The request. Only lines holding the string "made" are wanted; copy each one from the material.

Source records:
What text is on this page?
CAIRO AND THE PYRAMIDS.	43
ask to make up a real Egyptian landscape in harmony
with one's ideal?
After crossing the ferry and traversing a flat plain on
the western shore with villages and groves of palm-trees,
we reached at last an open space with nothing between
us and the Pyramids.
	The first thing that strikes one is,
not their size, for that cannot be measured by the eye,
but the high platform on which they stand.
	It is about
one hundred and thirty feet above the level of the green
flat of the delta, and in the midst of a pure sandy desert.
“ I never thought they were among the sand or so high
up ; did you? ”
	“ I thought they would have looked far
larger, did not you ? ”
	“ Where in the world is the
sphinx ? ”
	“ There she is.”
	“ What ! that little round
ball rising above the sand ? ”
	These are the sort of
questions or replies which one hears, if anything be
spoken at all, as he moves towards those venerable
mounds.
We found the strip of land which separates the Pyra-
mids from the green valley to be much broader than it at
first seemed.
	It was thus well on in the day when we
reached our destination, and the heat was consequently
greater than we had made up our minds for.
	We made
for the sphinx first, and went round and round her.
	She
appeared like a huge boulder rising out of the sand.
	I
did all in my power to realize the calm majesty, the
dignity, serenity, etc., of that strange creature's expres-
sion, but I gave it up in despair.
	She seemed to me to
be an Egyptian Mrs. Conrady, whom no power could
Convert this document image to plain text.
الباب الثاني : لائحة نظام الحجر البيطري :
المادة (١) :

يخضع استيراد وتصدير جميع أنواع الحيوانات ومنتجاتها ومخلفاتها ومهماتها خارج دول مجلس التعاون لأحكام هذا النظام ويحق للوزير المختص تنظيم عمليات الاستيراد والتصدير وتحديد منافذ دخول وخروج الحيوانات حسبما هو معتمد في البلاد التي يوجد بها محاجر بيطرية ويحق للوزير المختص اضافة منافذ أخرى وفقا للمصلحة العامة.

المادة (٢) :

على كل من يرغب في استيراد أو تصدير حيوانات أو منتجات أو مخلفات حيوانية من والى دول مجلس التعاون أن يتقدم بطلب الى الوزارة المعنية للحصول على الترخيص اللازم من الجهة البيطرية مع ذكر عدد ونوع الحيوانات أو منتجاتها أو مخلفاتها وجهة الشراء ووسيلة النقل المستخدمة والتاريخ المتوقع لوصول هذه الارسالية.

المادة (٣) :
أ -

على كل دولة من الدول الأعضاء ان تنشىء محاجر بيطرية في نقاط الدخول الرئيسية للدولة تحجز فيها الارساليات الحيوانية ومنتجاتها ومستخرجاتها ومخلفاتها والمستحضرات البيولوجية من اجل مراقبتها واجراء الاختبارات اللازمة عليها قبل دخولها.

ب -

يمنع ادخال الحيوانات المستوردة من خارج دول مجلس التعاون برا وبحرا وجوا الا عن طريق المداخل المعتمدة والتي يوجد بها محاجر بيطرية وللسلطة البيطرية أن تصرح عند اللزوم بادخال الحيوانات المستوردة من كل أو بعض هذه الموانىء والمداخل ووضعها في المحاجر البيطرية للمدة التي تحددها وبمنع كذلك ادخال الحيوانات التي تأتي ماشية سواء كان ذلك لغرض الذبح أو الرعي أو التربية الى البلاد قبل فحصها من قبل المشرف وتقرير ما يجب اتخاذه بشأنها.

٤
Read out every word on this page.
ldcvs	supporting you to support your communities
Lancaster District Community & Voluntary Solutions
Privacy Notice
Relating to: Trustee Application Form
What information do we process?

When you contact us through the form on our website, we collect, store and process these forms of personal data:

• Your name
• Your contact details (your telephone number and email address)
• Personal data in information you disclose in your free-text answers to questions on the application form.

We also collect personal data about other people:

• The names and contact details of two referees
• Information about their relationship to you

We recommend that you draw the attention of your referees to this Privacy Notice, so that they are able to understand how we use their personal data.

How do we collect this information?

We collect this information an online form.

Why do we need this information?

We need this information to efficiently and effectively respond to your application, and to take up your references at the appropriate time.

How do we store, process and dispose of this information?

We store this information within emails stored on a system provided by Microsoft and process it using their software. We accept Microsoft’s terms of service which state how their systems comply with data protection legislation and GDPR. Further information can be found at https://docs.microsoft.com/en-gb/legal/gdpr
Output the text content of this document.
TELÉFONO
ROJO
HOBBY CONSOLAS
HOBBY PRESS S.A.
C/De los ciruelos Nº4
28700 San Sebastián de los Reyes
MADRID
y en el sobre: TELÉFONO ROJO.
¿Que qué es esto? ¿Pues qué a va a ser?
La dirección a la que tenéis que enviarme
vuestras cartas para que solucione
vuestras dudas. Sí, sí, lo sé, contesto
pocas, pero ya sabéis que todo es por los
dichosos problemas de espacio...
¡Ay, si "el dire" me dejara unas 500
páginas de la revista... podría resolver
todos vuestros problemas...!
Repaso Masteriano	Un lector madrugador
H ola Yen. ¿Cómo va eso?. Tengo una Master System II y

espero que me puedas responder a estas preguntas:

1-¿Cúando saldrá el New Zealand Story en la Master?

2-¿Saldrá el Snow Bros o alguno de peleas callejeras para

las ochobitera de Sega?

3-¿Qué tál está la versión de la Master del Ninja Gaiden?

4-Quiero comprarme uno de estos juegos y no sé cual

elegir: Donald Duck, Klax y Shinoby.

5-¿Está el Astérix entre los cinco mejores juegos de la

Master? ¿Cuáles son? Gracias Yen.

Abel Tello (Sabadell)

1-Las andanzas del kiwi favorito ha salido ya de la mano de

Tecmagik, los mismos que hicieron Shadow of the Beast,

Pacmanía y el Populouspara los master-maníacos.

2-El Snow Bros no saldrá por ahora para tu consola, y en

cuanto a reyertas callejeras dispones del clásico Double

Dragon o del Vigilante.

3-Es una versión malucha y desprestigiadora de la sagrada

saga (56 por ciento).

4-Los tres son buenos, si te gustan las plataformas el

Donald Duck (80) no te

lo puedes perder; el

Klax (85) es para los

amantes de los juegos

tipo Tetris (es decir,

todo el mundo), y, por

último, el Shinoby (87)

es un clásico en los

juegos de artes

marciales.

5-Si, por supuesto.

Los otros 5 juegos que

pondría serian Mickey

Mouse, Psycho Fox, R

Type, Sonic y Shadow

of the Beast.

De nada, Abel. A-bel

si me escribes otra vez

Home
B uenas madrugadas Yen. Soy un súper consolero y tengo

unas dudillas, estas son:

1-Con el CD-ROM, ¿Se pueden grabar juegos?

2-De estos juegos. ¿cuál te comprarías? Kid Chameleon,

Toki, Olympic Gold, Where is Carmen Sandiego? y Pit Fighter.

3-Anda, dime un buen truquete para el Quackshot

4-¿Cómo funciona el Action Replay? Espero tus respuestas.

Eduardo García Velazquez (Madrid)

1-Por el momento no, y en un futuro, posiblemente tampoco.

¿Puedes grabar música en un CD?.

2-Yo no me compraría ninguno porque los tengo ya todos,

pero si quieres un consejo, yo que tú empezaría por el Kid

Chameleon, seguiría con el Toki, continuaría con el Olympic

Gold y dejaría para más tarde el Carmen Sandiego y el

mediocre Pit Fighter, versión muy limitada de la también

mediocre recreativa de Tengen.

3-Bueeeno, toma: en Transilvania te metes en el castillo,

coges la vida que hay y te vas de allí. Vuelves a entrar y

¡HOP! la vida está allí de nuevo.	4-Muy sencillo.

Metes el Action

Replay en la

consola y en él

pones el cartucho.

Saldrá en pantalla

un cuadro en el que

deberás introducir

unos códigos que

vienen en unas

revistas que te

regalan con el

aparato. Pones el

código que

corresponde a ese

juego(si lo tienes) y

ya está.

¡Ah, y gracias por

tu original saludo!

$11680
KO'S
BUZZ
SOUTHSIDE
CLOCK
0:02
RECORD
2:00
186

Answer for the task.
greater than we had made up our minds for.
	We made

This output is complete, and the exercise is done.